— start Information provided —
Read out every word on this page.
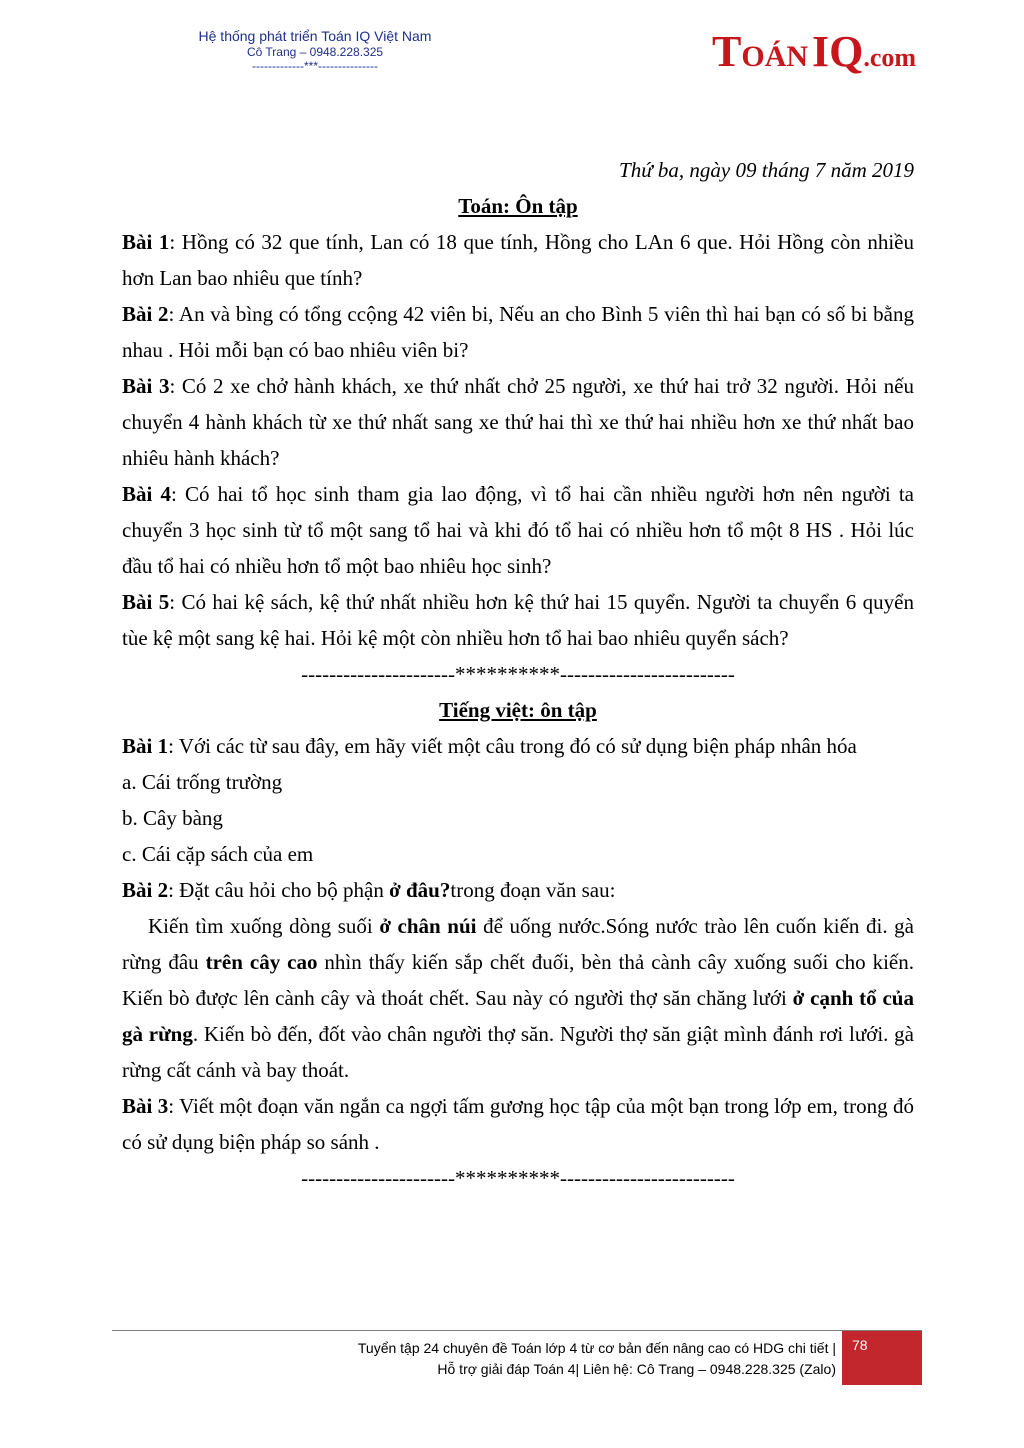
Hệ thống phát triển Toán IQ Việt Nam
Cô Trang – 0948.228.325
-------------***---------------	TOÁN IQ.com

Thứ ba, ngày 09 tháng 7 năm 2019

Toán: Ôn tập

Bài 1: Hồng có 32 que tính, Lan có 18 que tính, Hồng cho LAn 6 que. Hỏi Hồng còn nhiều hơn Lan bao nhiêu que tính?

Bài 2: An và bìng có tổng ccộng 42 viên bi, Nếu an cho Bình 5 viên thì hai bạn có số bi bằng nhau . Hỏi mỗi bạn có bao nhiêu viên bi?

Bài 3: Có 2 xe chở hành khách, xe thứ nhất chở 25 người, xe thứ hai trở 32 người. Hỏi nếu chuyển 4 hành khách từ xe thứ nhất sang xe thứ hai thì xe thứ hai nhiều hơn xe thứ nhất bao nhiêu hành khách?

Bài 4: Có hai tổ học sinh tham gia lao động, vì tổ hai cần nhiều người hơn nên người ta chuyển 3 học sinh từ tổ một sang tổ hai và khi đó tổ hai có nhiều hơn tổ một 8 HS . Hỏi lúc đầu tổ hai có nhiều hơn tổ một bao nhiêu học sinh?

Bài 5: Có hai kệ sách, kệ thứ nhất nhiều hơn kệ thứ hai 15 quyển. Người ta chuyển 6 quyển tùe kệ một sang kệ hai. Hỏi kệ một còn nhiều hơn tổ hai bao nhiêu quyển sách?

----------------------**********-------------------------

Tiếng việt: ôn tập

Bài 1: Với các từ sau đây, em hãy viết một câu trong đó có sử dụng biện pháp nhân hóa

a. Cái trống trường

b. Cây bàng

c. Cái cặp sách của em

Bài 2: Đặt câu hỏi cho bộ phận ở đâu?trong đoạn văn sau:

Kiến tìm xuống dòng suối ở chân núi để uống nước.Sóng nước trào lên cuốn kiến đi. gà rừng đâu trên cây cao nhìn thấy kiến sắp chết đuối, bèn thả cành cây xuống suối cho kiến. Kiến bò được lên cành cây và thoát chết. Sau này có người thợ săn chăng lưới ở cạnh tổ của gà rừng. Kiến bò đến, đốt vào chân người thợ săn. Người thợ săn giật mình đánh rơi lưới. gà rừng cất cánh và bay thoát.

Bài 3: Viết một đoạn văn ngắn ca ngợi tấm gương học tập của một bạn trong lớp em, trong đó có sử dụng biện pháp so sánh .

----------------------**********-------------------------

Tuyển tập 24 chuyên đề Toán lớp 4 từ cơ bản đến nâng cao có HDG chi tiết |
Hỗ trợ giải đáp Toán 4| Liên hệ: Cô Trang – 0948.228.325 (Zalo)
78
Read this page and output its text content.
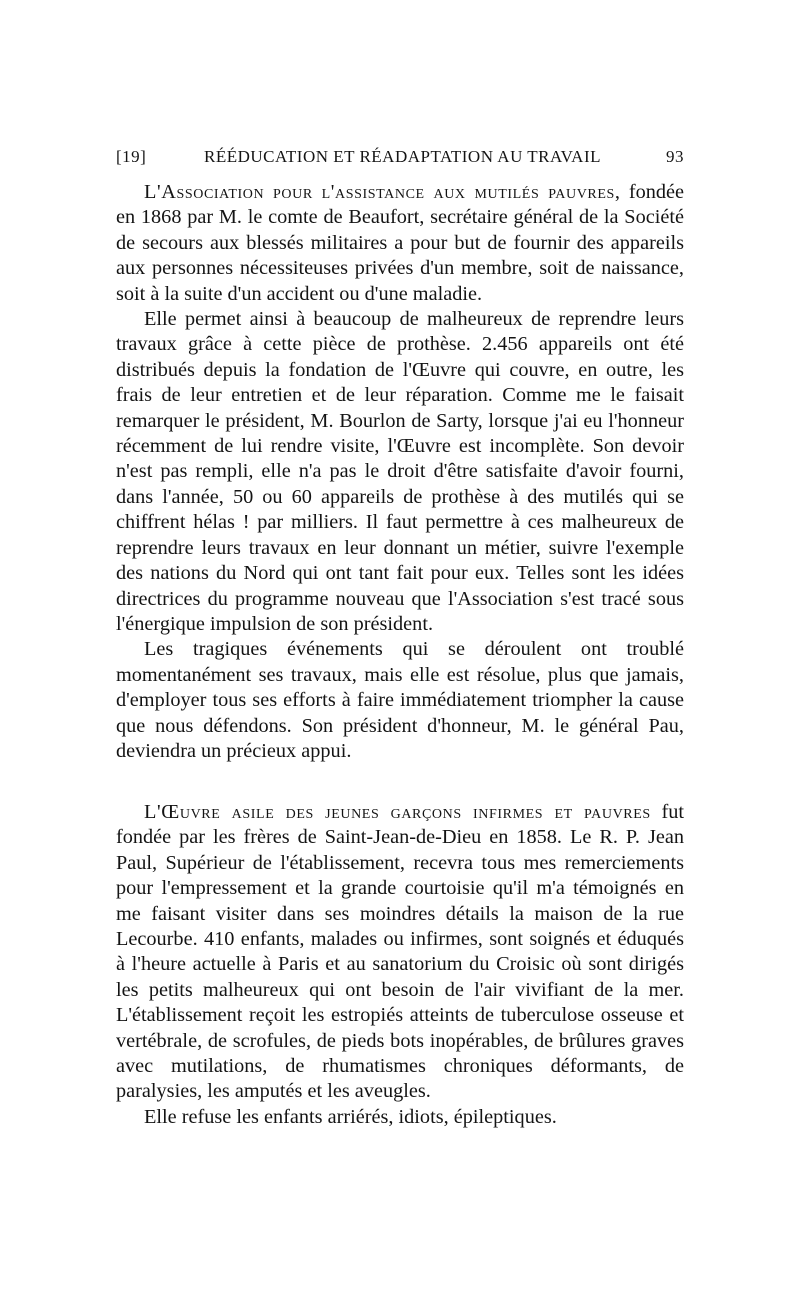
[19]	RÉÉDUCATION ET RÉADAPTATION AU TRAVAIL	93

L'Association pour l'assistance aux mutilés pauvres, fondée en 1868 par M. le comte de Beaufort, secrétaire général de la Société de secours aux blessés militaires a pour but de fournir des appareils aux personnes nécessiteuses privées d'un membre, soit de naissance, soit à la suite d'un accident ou d'une maladie.

Elle permet ainsi à beaucoup de malheureux de reprendre leurs travaux grâce à cette pièce de prothèse. 2.456 appareils ont été distribués depuis la fondation de l'Œuvre qui couvre, en outre, les frais de leur entretien et de leur réparation. Comme me le faisait remarquer le président, M. Bourlon de Sarty, lorsque j'ai eu l'honneur récemment de lui rendre visite, l'Œuvre est incomplète. Son devoir n'est pas rempli, elle n'a pas le droit d'être satisfaite d'avoir fourni, dans l'année, 50 ou 60 appareils de prothèse à des mutilés qui se chiffrent hélas ! par milliers. Il faut permettre à ces malheureux de reprendre leurs travaux en leur donnant un métier, suivre l'exemple des nations du Nord qui ont tant fait pour eux. Telles sont les idées directrices du programme nouveau que l'Association s'est tracé sous l'énergique impulsion de son président.

Les tragiques événements qui se déroulent ont troublé momentanément ses travaux, mais elle est résolue, plus que jamais, d'employer tous ses efforts à faire immédiatement triompher la cause que nous défendons. Son président d'honneur, M. le général Pau, deviendra un précieux appui.

L'Œuvre asile des jeunes garçons infirmes et pauvres fut fondée par les frères de Saint-Jean-de-Dieu en 1858. Le R. P. Jean Paul, Supérieur de l'établissement, recevra tous mes remerciements pour l'empressement et la grande courtoisie qu'il m'a témoignés en me faisant visiter dans ses moindres détails la maison de la rue Lecourbe. 410 enfants, malades ou infirmes, sont soignés et éduqués à l'heure actuelle à Paris et au sanatorium du Croisic où sont dirigés les petits malheureux qui ont besoin de l'air vivifiant de la mer. L'établissement reçoit les estropiés atteints de tuberculose osseuse et vertébrale, de scrofules, de pieds bots inopérables, de brûlures graves avec mutilations, de rhumatismes chroniques déformants, de paralysies, les amputés et les aveugles.

Elle refuse les enfants arriérés, idiots, épileptiques.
— end Information provided —
Given instruction. Return every line from the records above that holds the word "biện".

The response.
Bài 1: Với các từ sau đây, em hãy viết một câu trong đó có sử dụng biện pháp nhân hóa
Bài 3: Viết một đoạn văn ngắn ca ngợi tấm gương học tập của một bạn trong lớp em, trong đó có sử dụng biện pháp so sánh .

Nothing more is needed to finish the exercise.